▶ [STATED GOAL]
Give every line again exactly as it appears, please, but not the pictures.

— Start DATA FOR PROCESSING —

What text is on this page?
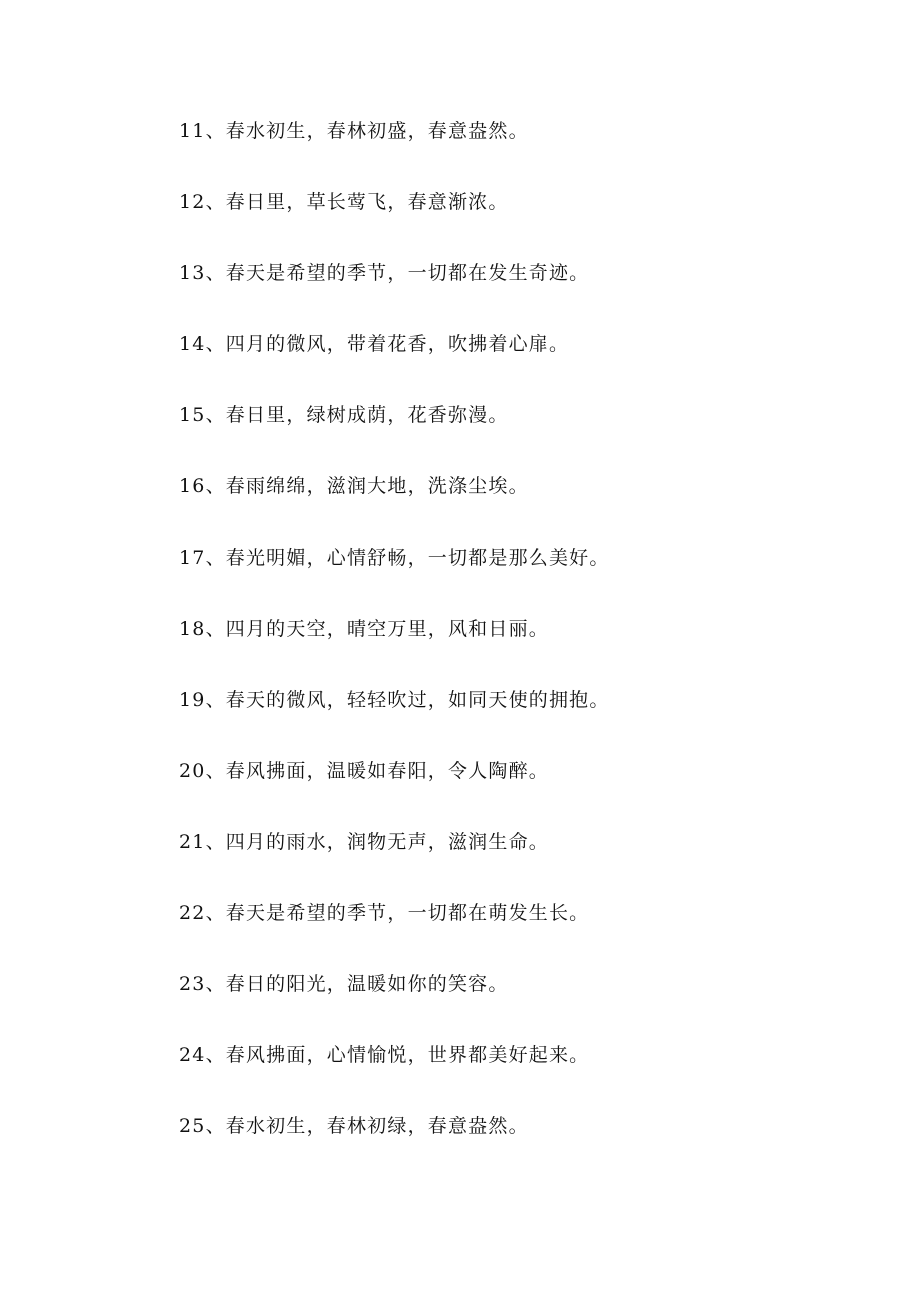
11 、春水初生，春林初盛，春意盎然。
12 、春日里，草长莺飞，春意渐浓。
13 、春天是希望的季节，一切都在发生奇迹。
14 、四月的微风，带着花香，吹拂着心扉。
15 、春日里，绿树成荫，花香弥漫。
16 、春雨绵绵，滋润大地，洗涤尘埃。
17 、春光明媚，心情舒畅，一切都是那么美好。
18 、四月的天空，晴空万里，风和日丽。
19 、春天的微风，轻轻吹过，如同天使的拥抱。
20 、春风拂面，温暖如春阳，令人陶醉。
21 、四月的雨水，润物无声，滋润生命。
22 、春天是希望的季节，一切都在萌发生长。
23 、春日的阳光，温暖如你的笑容。
24 、春风拂面，心情愉悦，世界都美好起来。
25 、春水初生，春林初绿，春意盎然。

— End DATA FOR PROCESSING —

▶ [THE COMPLETED TASK]
What text is on this page?
11 、春水初生，春林初盛，春意盎然。
12 、春日里，草长莺飞，春意渐浓。
13 、春天是希望的季节，一切都在发生奇迹。
14 、四月的微风，带着花香，吹拂着心扉。
15 、春日里，绿树成荫，花香弥漫。
16 、春雨绵绵，滋润大地，洗涤尘埃。
17 、春光明媚，心情舒畅，一切都是那么美好。
18 、四月的天空，晴空万里，风和日丽。
19 、春天的微风，轻轻吹过，如同天使的拥抱。
20 、春风拂面，温暖如春阳，令人陶醉。
21 、四月的雨水，润物无声，滋润生命。
22 、春天是希望的季节，一切都在萌发生长。
23 、春日的阳光，温暖如你的笑容。
24 、春风拂面，心情愉悦，世界都美好起来。
25 、春水初生，春林初绿，春意盎然。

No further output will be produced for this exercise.